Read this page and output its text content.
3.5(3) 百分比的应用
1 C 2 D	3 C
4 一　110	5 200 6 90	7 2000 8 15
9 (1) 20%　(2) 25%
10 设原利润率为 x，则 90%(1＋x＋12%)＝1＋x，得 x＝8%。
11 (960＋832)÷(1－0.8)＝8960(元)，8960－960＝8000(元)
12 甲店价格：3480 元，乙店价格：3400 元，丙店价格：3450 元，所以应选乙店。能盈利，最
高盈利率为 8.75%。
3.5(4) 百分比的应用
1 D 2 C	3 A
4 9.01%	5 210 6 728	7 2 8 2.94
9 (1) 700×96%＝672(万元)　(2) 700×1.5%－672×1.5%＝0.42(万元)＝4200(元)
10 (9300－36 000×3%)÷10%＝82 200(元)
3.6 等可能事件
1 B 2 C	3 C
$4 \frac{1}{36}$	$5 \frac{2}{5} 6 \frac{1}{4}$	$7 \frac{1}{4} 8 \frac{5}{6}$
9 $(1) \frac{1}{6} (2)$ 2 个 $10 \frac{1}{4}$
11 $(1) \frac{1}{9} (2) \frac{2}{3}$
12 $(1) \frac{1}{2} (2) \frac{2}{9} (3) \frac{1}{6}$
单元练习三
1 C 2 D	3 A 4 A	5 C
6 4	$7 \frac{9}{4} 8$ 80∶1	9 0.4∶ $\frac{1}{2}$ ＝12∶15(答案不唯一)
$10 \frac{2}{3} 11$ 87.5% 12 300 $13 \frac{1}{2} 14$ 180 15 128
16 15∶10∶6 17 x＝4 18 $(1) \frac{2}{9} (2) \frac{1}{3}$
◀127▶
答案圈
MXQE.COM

> What is being asked: Copy out the whole listing exactly; please set it all down.

> Completed task:
Read this page and output its text content.
3.5(3) 百分比的应用
1 C 2 D	3 C
4 一　110	5 200 6 90	7 2000 8 15
9 (1) 20%　(2) 25%
10 设原利润率为 x，则 90%(1＋x＋12%)＝1＋x，得 x＝8%。
11 (960＋832)÷(1－0.8)＝8960(元)，8960－960＝8000(元)
12 甲店价格：3480 元，乙店价格：3400 元，丙店价格：3450 元，所以应选乙店。能盈利，最
高盈利率为 8.75%。
3.5(4) 百分比的应用
1 D 2 C	3 A
4 9.01%	5 210 6 728	7 2 8 2.94
9 (1) 700×96%＝672(万元)　(2) 700×1.5%－672×1.5%＝0.42(万元)＝4200(元)
10 (9300－36 000×3%)÷10%＝82 200(元)
3.6 等可能事件
1 B 2 C	3 C
$4 \frac{1}{36}$	$5 \frac{2}{5} 6 \frac{1}{4}$	$7 \frac{1}{4} 8 \frac{5}{6}$
9 $(1) \frac{1}{6} (2)$ 2 个 $10 \frac{1}{4}$
11 $(1) \frac{1}{9} (2) \frac{2}{3}$
12 $(1) \frac{1}{2} (2) \frac{2}{9} (3) \frac{1}{6}$
单元练习三
1 C 2 D	3 A 4 A	5 C
6 4	$7 \frac{9}{4} 8$ 80∶1	9 0.4∶ $\frac{1}{2}$ ＝12∶15(答案不唯一)
$10 \frac{2}{3} 11$ 87.5% 12 300 $13 \frac{1}{2} 14$ 180 15 128
16 15∶10∶6 17 x＝4 18 $(1) \frac{2}{9} (2) \frac{1}{3}$
◀127▶
答案圈
MXQE.COM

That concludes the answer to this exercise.